Give the count of lines that include the string "กษาบร". Add nothing to it.

> [Stored rows]
-- Start --

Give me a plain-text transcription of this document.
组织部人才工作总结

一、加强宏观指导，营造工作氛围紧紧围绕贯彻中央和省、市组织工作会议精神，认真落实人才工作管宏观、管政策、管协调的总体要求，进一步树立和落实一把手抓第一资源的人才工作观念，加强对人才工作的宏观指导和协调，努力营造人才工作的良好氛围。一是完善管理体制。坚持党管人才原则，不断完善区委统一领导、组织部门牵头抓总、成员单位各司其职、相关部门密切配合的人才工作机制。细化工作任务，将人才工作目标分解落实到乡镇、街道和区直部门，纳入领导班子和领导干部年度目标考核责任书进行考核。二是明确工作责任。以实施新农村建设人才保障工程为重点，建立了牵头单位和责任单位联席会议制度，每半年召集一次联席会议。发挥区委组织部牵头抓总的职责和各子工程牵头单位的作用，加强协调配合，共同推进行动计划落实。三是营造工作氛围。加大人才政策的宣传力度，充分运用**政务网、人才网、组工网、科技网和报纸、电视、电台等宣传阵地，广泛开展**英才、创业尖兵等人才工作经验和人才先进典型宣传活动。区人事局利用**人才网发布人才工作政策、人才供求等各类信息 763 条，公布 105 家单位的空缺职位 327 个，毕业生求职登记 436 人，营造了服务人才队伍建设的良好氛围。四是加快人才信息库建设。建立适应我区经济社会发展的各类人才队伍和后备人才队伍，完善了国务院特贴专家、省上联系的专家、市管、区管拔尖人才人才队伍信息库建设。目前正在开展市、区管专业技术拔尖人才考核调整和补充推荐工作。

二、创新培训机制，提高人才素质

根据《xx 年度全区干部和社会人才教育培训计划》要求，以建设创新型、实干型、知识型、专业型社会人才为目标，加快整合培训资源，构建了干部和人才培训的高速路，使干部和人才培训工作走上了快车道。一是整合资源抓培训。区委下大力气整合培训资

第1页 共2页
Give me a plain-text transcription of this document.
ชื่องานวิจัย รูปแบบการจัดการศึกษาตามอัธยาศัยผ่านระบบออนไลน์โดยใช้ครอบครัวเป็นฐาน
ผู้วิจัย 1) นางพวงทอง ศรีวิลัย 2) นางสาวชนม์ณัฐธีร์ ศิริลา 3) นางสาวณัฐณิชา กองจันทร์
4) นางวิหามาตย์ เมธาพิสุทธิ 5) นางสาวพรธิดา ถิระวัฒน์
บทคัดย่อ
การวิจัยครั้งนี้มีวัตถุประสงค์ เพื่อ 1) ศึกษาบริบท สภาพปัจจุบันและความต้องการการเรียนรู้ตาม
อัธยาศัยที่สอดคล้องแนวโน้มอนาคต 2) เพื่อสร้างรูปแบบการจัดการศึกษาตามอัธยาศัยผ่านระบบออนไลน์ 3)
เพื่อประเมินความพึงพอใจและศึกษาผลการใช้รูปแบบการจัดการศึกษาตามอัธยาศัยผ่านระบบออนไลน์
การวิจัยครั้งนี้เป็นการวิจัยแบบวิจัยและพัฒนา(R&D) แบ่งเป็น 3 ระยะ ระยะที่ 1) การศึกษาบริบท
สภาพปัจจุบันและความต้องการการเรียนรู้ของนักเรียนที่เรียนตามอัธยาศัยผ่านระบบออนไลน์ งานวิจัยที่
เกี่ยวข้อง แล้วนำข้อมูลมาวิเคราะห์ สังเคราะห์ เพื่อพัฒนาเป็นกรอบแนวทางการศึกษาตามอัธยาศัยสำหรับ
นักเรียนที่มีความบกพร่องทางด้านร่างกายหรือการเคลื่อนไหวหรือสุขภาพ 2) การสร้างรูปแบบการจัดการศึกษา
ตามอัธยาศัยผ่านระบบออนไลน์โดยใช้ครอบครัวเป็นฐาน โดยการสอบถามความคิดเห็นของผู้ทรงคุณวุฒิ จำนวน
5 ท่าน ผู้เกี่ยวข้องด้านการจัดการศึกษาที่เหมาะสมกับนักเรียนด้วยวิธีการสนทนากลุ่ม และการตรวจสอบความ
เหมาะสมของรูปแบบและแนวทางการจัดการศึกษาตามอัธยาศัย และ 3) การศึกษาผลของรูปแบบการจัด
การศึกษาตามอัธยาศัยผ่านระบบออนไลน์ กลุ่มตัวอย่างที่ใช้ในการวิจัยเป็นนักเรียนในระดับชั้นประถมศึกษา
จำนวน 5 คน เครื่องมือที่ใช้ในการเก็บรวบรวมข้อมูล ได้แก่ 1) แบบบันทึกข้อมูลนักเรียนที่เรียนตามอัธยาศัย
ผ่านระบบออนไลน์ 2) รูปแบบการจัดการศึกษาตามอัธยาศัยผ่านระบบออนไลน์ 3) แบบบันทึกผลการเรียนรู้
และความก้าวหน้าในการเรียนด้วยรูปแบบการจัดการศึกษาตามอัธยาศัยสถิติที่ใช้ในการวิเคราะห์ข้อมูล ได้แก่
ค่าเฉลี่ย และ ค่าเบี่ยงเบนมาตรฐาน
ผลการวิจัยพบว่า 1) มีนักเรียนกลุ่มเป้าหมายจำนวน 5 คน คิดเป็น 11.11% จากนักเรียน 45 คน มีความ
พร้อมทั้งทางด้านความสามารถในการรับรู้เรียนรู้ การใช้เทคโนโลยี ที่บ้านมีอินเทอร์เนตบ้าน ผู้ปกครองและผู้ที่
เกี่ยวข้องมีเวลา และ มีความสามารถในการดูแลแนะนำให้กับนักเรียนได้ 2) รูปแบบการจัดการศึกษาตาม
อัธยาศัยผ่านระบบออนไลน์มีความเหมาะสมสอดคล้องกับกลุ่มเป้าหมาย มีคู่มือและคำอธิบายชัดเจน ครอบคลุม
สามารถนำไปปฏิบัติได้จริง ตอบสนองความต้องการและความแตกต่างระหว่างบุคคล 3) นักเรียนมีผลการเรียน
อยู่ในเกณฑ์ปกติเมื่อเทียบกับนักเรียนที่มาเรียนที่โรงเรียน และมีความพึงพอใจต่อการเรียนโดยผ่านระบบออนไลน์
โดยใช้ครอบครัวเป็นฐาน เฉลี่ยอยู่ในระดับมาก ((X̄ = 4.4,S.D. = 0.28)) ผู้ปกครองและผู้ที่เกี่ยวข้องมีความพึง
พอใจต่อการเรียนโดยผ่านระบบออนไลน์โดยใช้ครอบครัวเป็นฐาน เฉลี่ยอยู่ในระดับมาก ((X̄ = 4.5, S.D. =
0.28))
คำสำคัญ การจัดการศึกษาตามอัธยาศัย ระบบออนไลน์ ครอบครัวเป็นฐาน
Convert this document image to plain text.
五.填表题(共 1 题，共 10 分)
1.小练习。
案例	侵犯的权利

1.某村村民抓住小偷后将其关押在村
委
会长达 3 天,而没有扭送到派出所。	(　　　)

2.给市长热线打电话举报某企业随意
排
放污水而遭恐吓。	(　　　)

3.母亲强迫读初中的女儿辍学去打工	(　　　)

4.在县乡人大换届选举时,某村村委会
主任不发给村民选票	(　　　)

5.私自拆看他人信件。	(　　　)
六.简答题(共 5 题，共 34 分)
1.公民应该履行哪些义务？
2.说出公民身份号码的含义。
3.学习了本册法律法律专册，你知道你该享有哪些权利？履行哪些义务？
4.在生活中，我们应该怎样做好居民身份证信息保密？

-- End --

> [Final result]
2